Exercise aim:
Return the listing below unchanged, minus its pictures.

Source data:
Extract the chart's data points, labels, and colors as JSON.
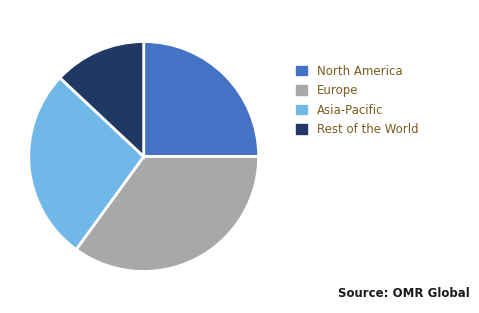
{
  "labels": [
    "North America",
    "Europe",
    "Asia-Pacific",
    "Rest of the World"
  ],
  "sizes": [
    25,
    35,
    27,
    13
  ],
  "colors": [
    "#4472c4",
    "#a8a8a8",
    "#70b8e8",
    "#1f3864"
  ],
  "startangle": 90,
  "source_text": "Source: OMR Global",
  "source_fontsize": 8.5,
  "legend_fontsize": 8.5,
  "legend_text_color": "#7a5c1e",
  "source_text_color": "#1a1a1a",
  "background_color": "#ffffff",
  "wedge_edge_color": "#ffffff",
  "wedge_linewidth": 2.0
}
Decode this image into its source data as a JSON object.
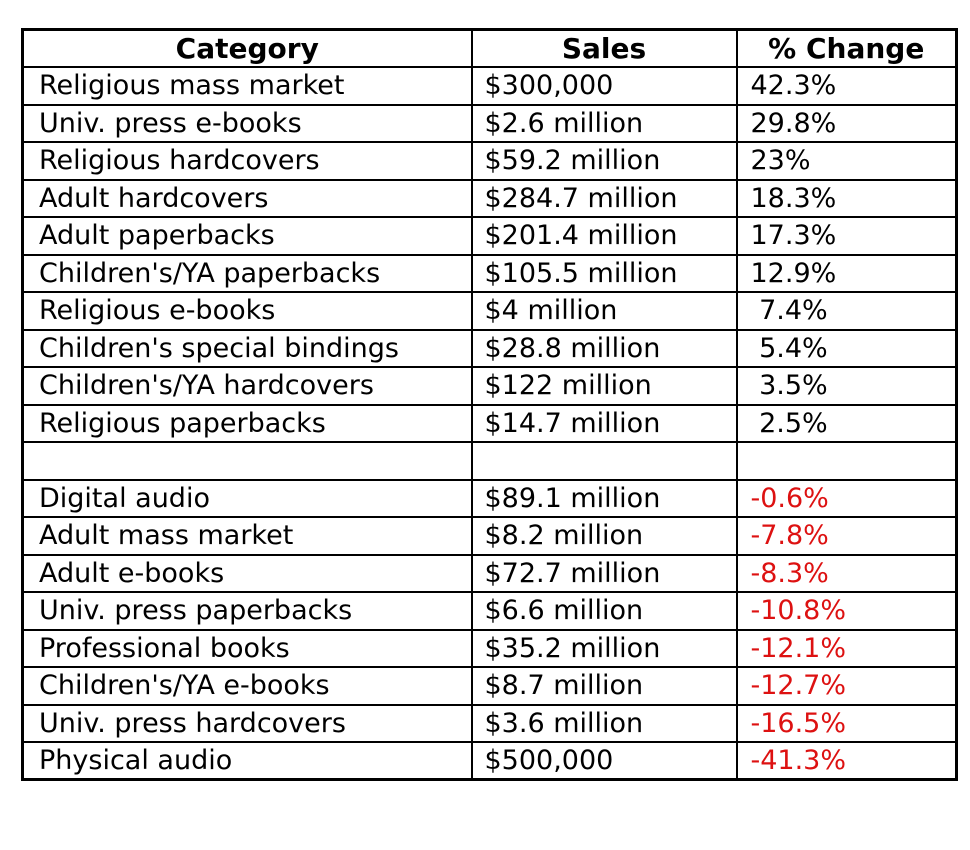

Exercise answer:
Extract the chart's data points, labels, and colors as JSON.
{
  "labels": [
    "North America",
    "Europe",
    "Asia-Pacific",
    "Rest of the World"
  ],
  "sizes": [
    25,
    35,
    27,
    13
  ],
  "colors": [
    "#4472c4",
    "#a8a8a8",
    "#70b8e8",
    "#1f3864"
  ],
  "startangle": 90,
  "source_text": "Source: OMR Global",
  "source_fontsize": 8.5,
  "legend_fontsize": 8.5,
  "legend_text_color": "#7a5c1e",
  "source_text_color": "#1a1a1a",
  "background_color": "#ffffff",
  "wedge_edge_color": "#ffffff",
  "wedge_linewidth": 2.0
}
Decode this image into its source data as a JSON object.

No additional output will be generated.